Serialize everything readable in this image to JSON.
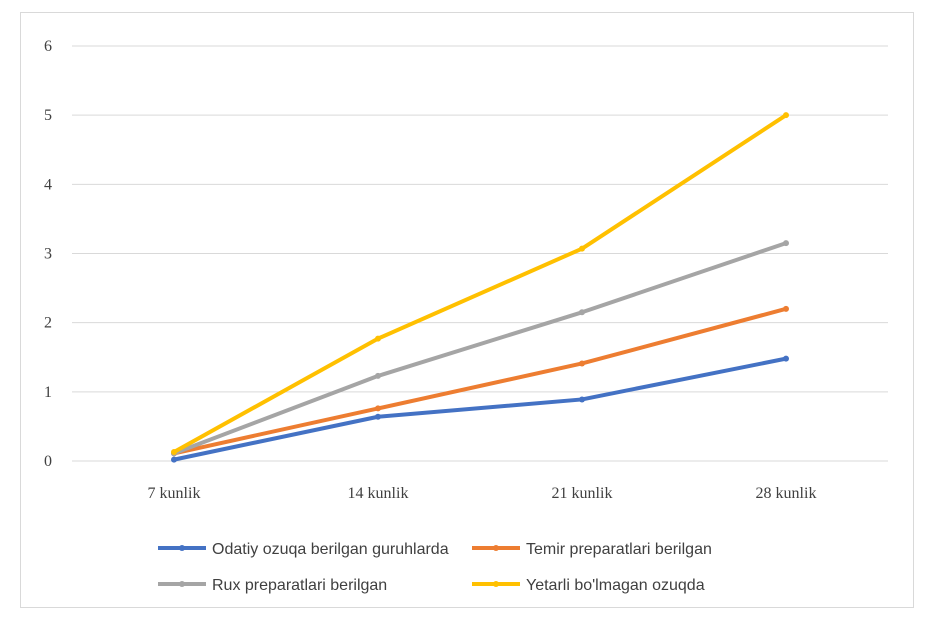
{
  "chart_data": {
    "type": "line",
    "categories": [
      "7 kunlik",
      "14 kunlik",
      "21 kunlik",
      "28 kunlik"
    ],
    "ylim": [
      0,
      6
    ],
    "yticks": [
      0,
      1,
      2,
      3,
      4,
      5,
      6
    ],
    "grid": true,
    "legend_position": "bottom",
    "series": [
      {
        "name": "Odatiy ozuqa berilgan guruhlarda",
        "color": "#4472c4",
        "values": [
          0.02,
          0.64,
          0.89,
          1.48
        ]
      },
      {
        "name": "Temir preparatlari berilgan",
        "color": "#ed7d31",
        "values": [
          0.11,
          0.76,
          1.41,
          2.2
        ]
      },
      {
        "name": "Rux preparatlari berilgan",
        "color": "#a5a5a5",
        "values": [
          0.11,
          1.23,
          2.15,
          3.15
        ]
      },
      {
        "name": "Yetarli bo'lmagan ozuqda",
        "color": "#ffc000",
        "values": [
          0.13,
          1.77,
          3.07,
          5.0
        ]
      }
    ]
  }
}
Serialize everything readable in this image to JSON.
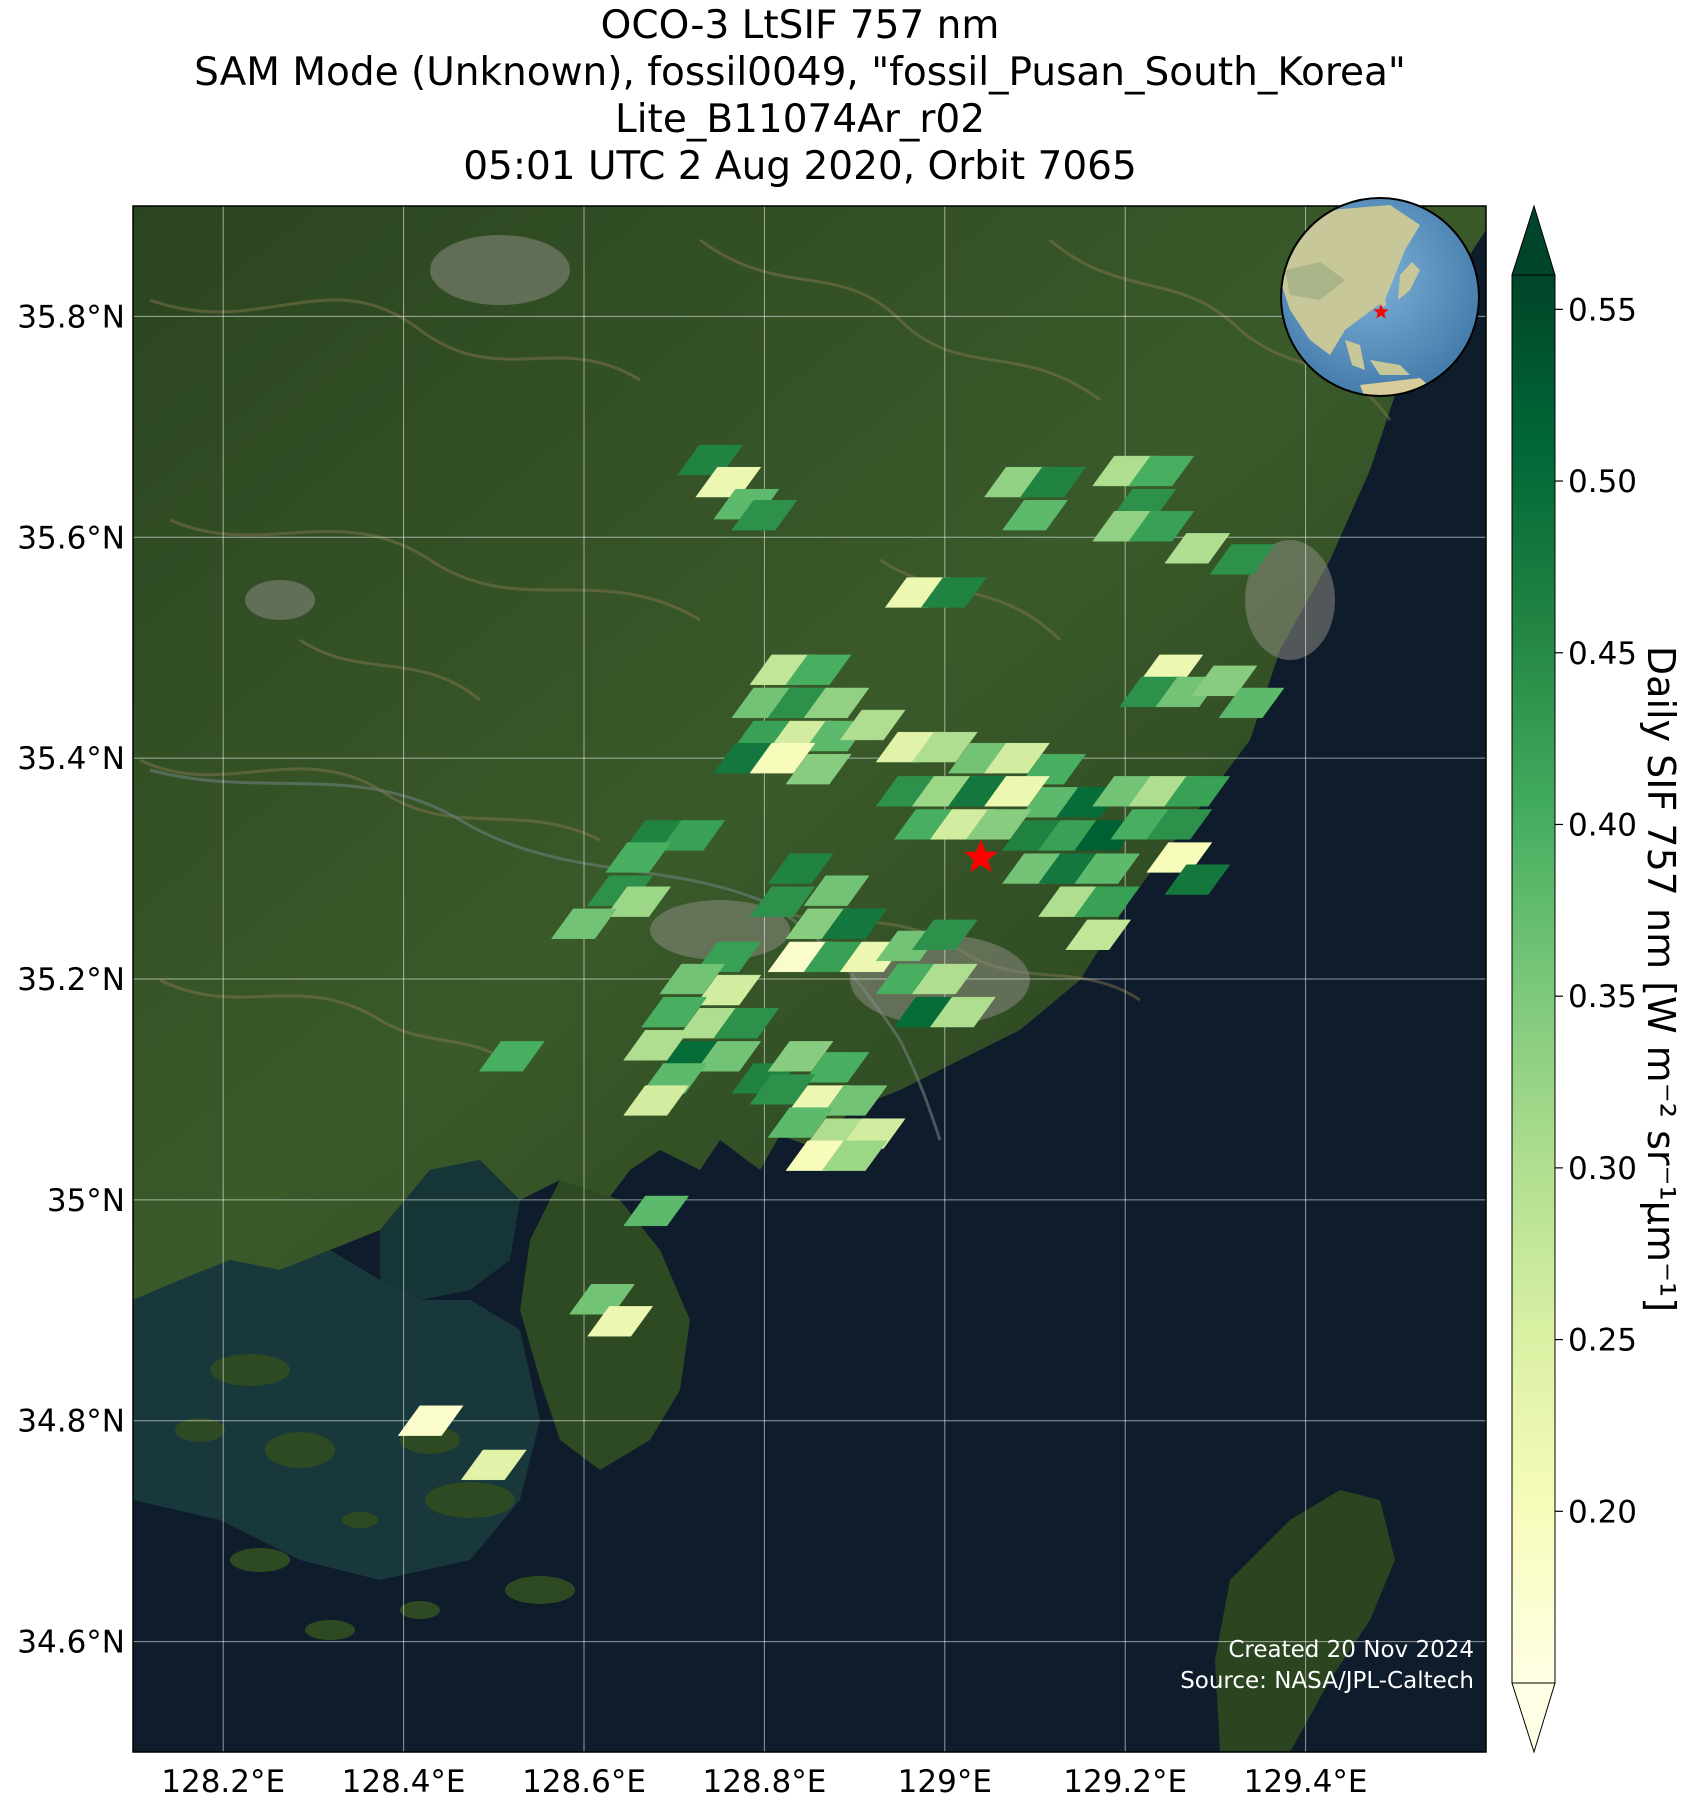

--*--

• EXERCISE DETAILS:
Leave out the pictures and reproduce the rest of the listing exactly.

• RESULT FOR THIS TASK:
Serialize everything readable in this image to JSON.
{
  "chart_data": {
    "type": "line",
    "categories": [
      "7 kunlik",
      "14 kunlik",
      "21 kunlik",
      "28 kunlik"
    ],
    "ylim": [
      0,
      6
    ],
    "yticks": [
      0,
      1,
      2,
      3,
      4,
      5,
      6
    ],
    "grid": true,
    "legend_position": "bottom",
    "series": [
      {
        "name": "Odatiy ozuqa berilgan guruhlarda",
        "color": "#4472c4",
        "values": [
          0.02,
          0.64,
          0.89,
          1.48
        ]
      },
      {
        "name": "Temir preparatlari berilgan",
        "color": "#ed7d31",
        "values": [
          0.11,
          0.76,
          1.41,
          2.2
        ]
      },
      {
        "name": "Rux preparatlari berilgan",
        "color": "#a5a5a5",
        "values": [
          0.11,
          1.23,
          2.15,
          3.15
        ]
      },
      {
        "name": "Yetarli bo'lmagan ozuqda",
        "color": "#ffc000",
        "values": [
          0.13,
          1.77,
          3.07,
          5.0
        ]
      }
    ]
  }
}
Serialize everything readable in this image to JSON.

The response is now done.